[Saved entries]

-=-=-

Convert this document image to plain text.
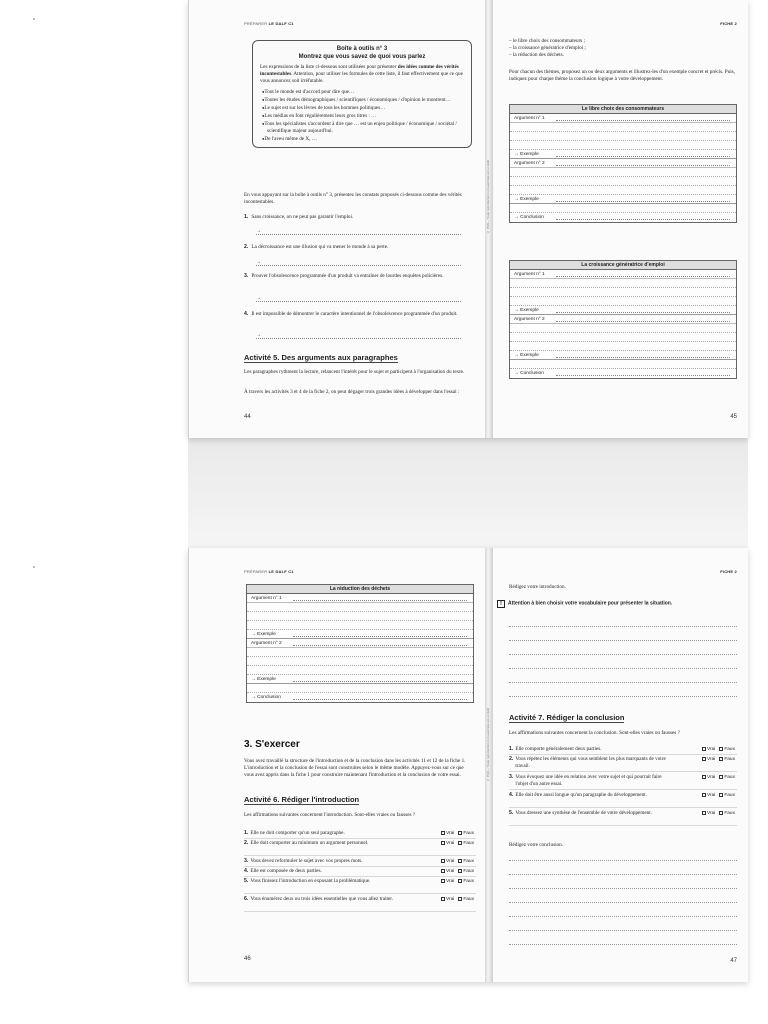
© PUG – Toute reproduction non autorisée est un délit
PRÉPARER LE DALF C1
Boîte à outils n° 3
Montrez que vous savez de quoi vous parlez
Les expressions de la liste ci-dessous sont utilisées pour présenter des idées comme des vérités incontestables. Attention, pour utiliser les formules de cette liste, il faut effectivement que ce que vous annoncez soit irréfutable.
● Tout le monde est d'accord pour dire que…
● Toutes les études démographiques / scientifiques / économiques / d'opinion le montrent…
● Le sujet est sur les lèvres de tous les hommes politiques…
● Les médias en font régulièrement leurs gros titres : …
● Tous les spécialistes s'accordent à dire que … est un enjeu politique / économique / sociétal / scientifique majeur aujourd'hui.
● De l'aveu même de X, …
En vous appuyant sur la boîte à outils n° 3, présentez les constats proposés ci-dessous comme des vérités incontestables.
1. Sans croissance, on ne peut pas garantir l'emploi.
→
2. La décroissance est une illusion qui va mener le monde à sa perte.
→
3. Prouver l'obsolescence programmée d'un produit va entraîner de lourdes enquêtes policières.
→
4. Il est impossible de démontrer le caractère intentionnel de l'obsolescence programmée d'un produit.
→
Activité 5. Des arguments aux paragraphes
Les paragraphes rythment la lecture, relancent l'intérêt pour le sujet et participent à l'organisation du texte.
À travers les activités 3 et 4 de la fiche 2, on peut dégager trois grandes idées à développer dans l'essai :
44
FICHE 2
– le libre choix des consommateurs ;
– la croissance génératrice d'emploi ;
– la réduction des déchets.
Pour chacun des thèmes, proposez un ou deux arguments et illustrez-les d'un exemple concret et précis. Puis, indiquez pour chaque thème la conclusion logique à votre développement.
Le libre choix des consommateurs
Argument n° 1
→ Exemple
Argument n° 2
→ Exemple
→ Conclusion
La croissance génératrice d'emploi
Argument n° 1
→ Exemple
Argument n° 2
→ Exemple
→ Conclusion
45
© PUG – Toute reproduction non autorisée est un délit
PRÉPARER LE DALF C1
La réduction des déchets
Argument n° 1
→ Exemple
Argument n° 2
→ Exemple
→ Conclusion
3. S'exercer
Vous avez travaillé la structure de l'introduction et de la conclusion dans les activités 11 et 12 de la fiche 1. L'introduction et la conclusion de l'essai sont construites selon le même modèle. Appuyez-vous sur ce que vous avez appris dans la fiche 1 pour construire maintenant l'introduction et la conclusion de votre essai.
Activité 6. Rédiger l'introduction
Les affirmations suivantes concernent l'introduction. Sont-elles vraies ou fausses ?
1. Elle ne doit comporter qu'un seul paragraphe.	Vrai Faux
2. Elle doit comporter au minimum un argument personnel.	Vrai Faux
3. Vous devez reformuler le sujet avec vos propres mots.	Vrai Faux
4. Elle est composée de deux parties.	Vrai Faux
5. Vous finissez l'introduction en exposant la problématique.	Vrai Faux
6. Vous énumérez deux ou trois idées essentielles que vous allez traiter.	Vrai Faux
46
FICHE 2
Rédigez votre introduction.
! Attention à bien choisir votre vocabulaire pour présenter la situation.
Activité 7. Rédiger la conclusion
Les affirmations suivantes concernent la conclusion. Sont-elles vraies ou fausses ?
1. Elle comporte généralement deux parties.	Vrai Faux
2. Vous répétez les éléments qui vous semblent les plus marquants de votre travail.
Vrai Faux
3. Vous évoquez une idée en relation avec votre sujet et qui pourrait faire l'objet d'un autre essai.
Vrai Faux
4. Elle doit être aussi longue qu'un paragraphe du développement.	Vrai Faux
5. Vous dressez une synthèse de l'ensemble de votre développement.	Vrai Faux
Rédigez votre conclusion.
47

-=-=-

=== INSTRUCTION ===
Each entry gets copied exactly; the pictures stay out.

=== REPLY TO THE TASK ===
Convert this document image to plain text.
© PUG – Toute reproduction non autorisée est un délit
PRÉPARER LE DALF C1
Boîte à outils n° 3
Montrez que vous savez de quoi vous parlez
Les expressions de la liste ci-dessous sont utilisées pour présenter des idées comme des vérités incontestables. Attention, pour utiliser les formules de cette liste, il faut effectivement que ce que vous annoncez soit irréfutable.
● Tout le monde est d'accord pour dire que…
● Toutes les études démographiques / scientifiques / économiques / d'opinion le montrent…
● Le sujet est sur les lèvres de tous les hommes politiques…
● Les médias en font régulièrement leurs gros titres : …
● Tous les spécialistes s'accordent à dire que … est un enjeu politique / économique / sociétal / scientifique majeur aujourd'hui.
● De l'aveu même de X, …
En vous appuyant sur la boîte à outils n° 3, présentez les constats proposés ci-dessous comme des vérités incontestables.
1. Sans croissance, on ne peut pas garantir l'emploi.
→
2. La décroissance est une illusion qui va mener le monde à sa perte.
→
3. Prouver l'obsolescence programmée d'un produit va entraîner de lourdes enquêtes policières.
→
4. Il est impossible de démontrer le caractère intentionnel de l'obsolescence programmée d'un produit.
→
Activité 5. Des arguments aux paragraphes
Les paragraphes rythment la lecture, relancent l'intérêt pour le sujet et participent à l'organisation du texte.
À travers les activités 3 et 4 de la fiche 2, on peut dégager trois grandes idées à développer dans l'essai :
44
FICHE 2
– le libre choix des consommateurs ;
– la croissance génératrice d'emploi ;
– la réduction des déchets.
Pour chacun des thèmes, proposez un ou deux arguments et illustrez-les d'un exemple concret et précis. Puis, indiquez pour chaque thème la conclusion logique à votre développement.
Le libre choix des consommateurs
Argument n° 1
→ Exemple
Argument n° 2
→ Exemple
→ Conclusion
La croissance génératrice d'emploi
Argument n° 1
→ Exemple
Argument n° 2
→ Exemple
→ Conclusion
45
© PUG – Toute reproduction non autorisée est un délit
PRÉPARER LE DALF C1
La réduction des déchets
Argument n° 1
→ Exemple
Argument n° 2
→ Exemple
→ Conclusion
3. S'exercer
Vous avez travaillé la structure de l'introduction et de la conclusion dans les activités 11 et 12 de la fiche 1. L'introduction et la conclusion de l'essai sont construites selon le même modèle. Appuyez-vous sur ce que vous avez appris dans la fiche 1 pour construire maintenant l'introduction et la conclusion de votre essai.
Activité 6. Rédiger l'introduction
Les affirmations suivantes concernent l'introduction. Sont-elles vraies ou fausses ?
1. Elle ne doit comporter qu'un seul paragraphe.	Vrai Faux
2. Elle doit comporter au minimum un argument personnel.	Vrai Faux
3. Vous devez reformuler le sujet avec vos propres mots.	Vrai Faux
4. Elle est composée de deux parties.	Vrai Faux
5. Vous finissez l'introduction en exposant la problématique.	Vrai Faux
6. Vous énumérez deux ou trois idées essentielles que vous allez traiter.	Vrai Faux
46
FICHE 2
Rédigez votre introduction.
! Attention à bien choisir votre vocabulaire pour présenter la situation.
Activité 7. Rédiger la conclusion
Les affirmations suivantes concernent la conclusion. Sont-elles vraies ou fausses ?
1. Elle comporte généralement deux parties.	Vrai Faux
2. Vous répétez les éléments qui vous semblent les plus marquants de votre travail.
Vrai Faux
3. Vous évoquez une idée en relation avec votre sujet et qui pourrait faire l'objet d'un autre essai.
Vrai Faux
4. Elle doit être aussi longue qu'un paragraphe du développement.	Vrai Faux
5. Vous dressez une synthèse de l'ensemble de votre développement.	Vrai Faux
Rédigez votre conclusion.
47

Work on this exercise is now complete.